Job :: Based on the Mask R-CNN lesson, explain in one to three sentences why sampling is the hard engineering problem that RoIAlign solves.

##### Passage provided #####

Instance Segmentation — Mask R-CNN

> Add a tiny mask branch to a Faster R-CNN detector and you have instance segmentation. The hard part is RoIAlign, and it is harder than it looks.

Type: Build + Learn

Languages: Python

Prerequisites: Phase 4 Lesson 06 (YOLO), Phase 4 Lesson 07 (U-Net)

Time: ~75 minutes

Learning Objectives

The Problem

Semantic segmentation gives you one mask per class. Instance segmentation gives you one mask per object, even when two objects share a class. Counting individuals, tracking across frames, and measuring things (the bounding box of each brick in a wall, each cell in a microscope image) all demand instance segmentation.

Mask R-CNN (He et al., 2017) solved this by reframing instance segmentation as detection-plus-a-mask. The design was so clean that for the next five years almost every instance segmentation paper was a Mask R-CNN variant, and the torchvision implementation is still the production default for small to medium datasets.

The hard engineering problem is sampling: how do you crop a fixed-size feature region out of a proposal box whose corners do not align with pixel boundaries? Getting that wrong costs tenths of a mAP point everywhere. RoIAlign is the answer.

The Concept

The architecture

flowchart LR IMG["Input"] --> BB["ResNet
backbone"] BB --> FPN["Feature
Pyramid Network"] FPN --> RPN["Region
Proposal
Network"] FPN --> RA["RoIAlign"] RPN -->|"top-K proposals"| RA RA --> BH["Box head
(class + refine)"] RA --> MH["Mask head
(14x14 conv)"] BH --> NMS["NMS"] MH --> NMS NMS --> OUT["boxes +
classes + masks"] style BB fill:#dbeafe,stroke:#2563eb style FPN fill:#fef3c7,stroke:#d97706 style RPN fill:#fecaca,stroke:#dc2626 style OUT fill:#dcfce7,stroke:#16a34a

Five pieces to understand:

  1. Backbone — ResNet-50 or ResNet-101 trained on ImageNet. Produces a hierarchy of feature maps at strides 4, 8, 16, 32.
  2. FPN (Feature Pyramid Network) — top-down + lateral connections that give every level C channels of semantic-rich features. Detection queries the FPN level matching the object size.
  3. RPN (Region Proposal Network) — a small conv head that, at every anchor position, predicts "is there an object here?" and "how do I refine the box?". Produces ~1000 proposals per image.

##### Data lines #####

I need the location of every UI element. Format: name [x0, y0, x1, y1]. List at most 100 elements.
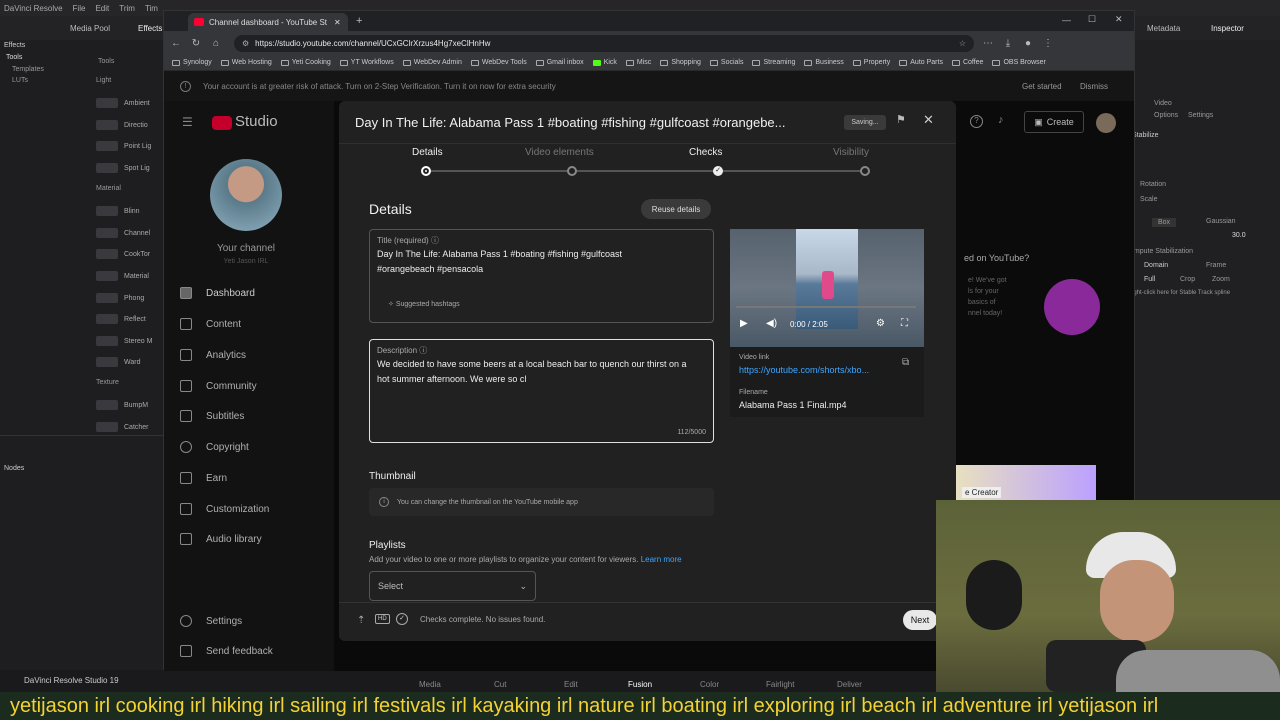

#####

Result for this task :: The model has to crop a fixed-size feature region out of a proposal box whose corners do not line up with pixel boundaries. Doing this sampling wrong costs tenths of a mAP point everywhere, and RoIAlign is the lesson's answer to that problem.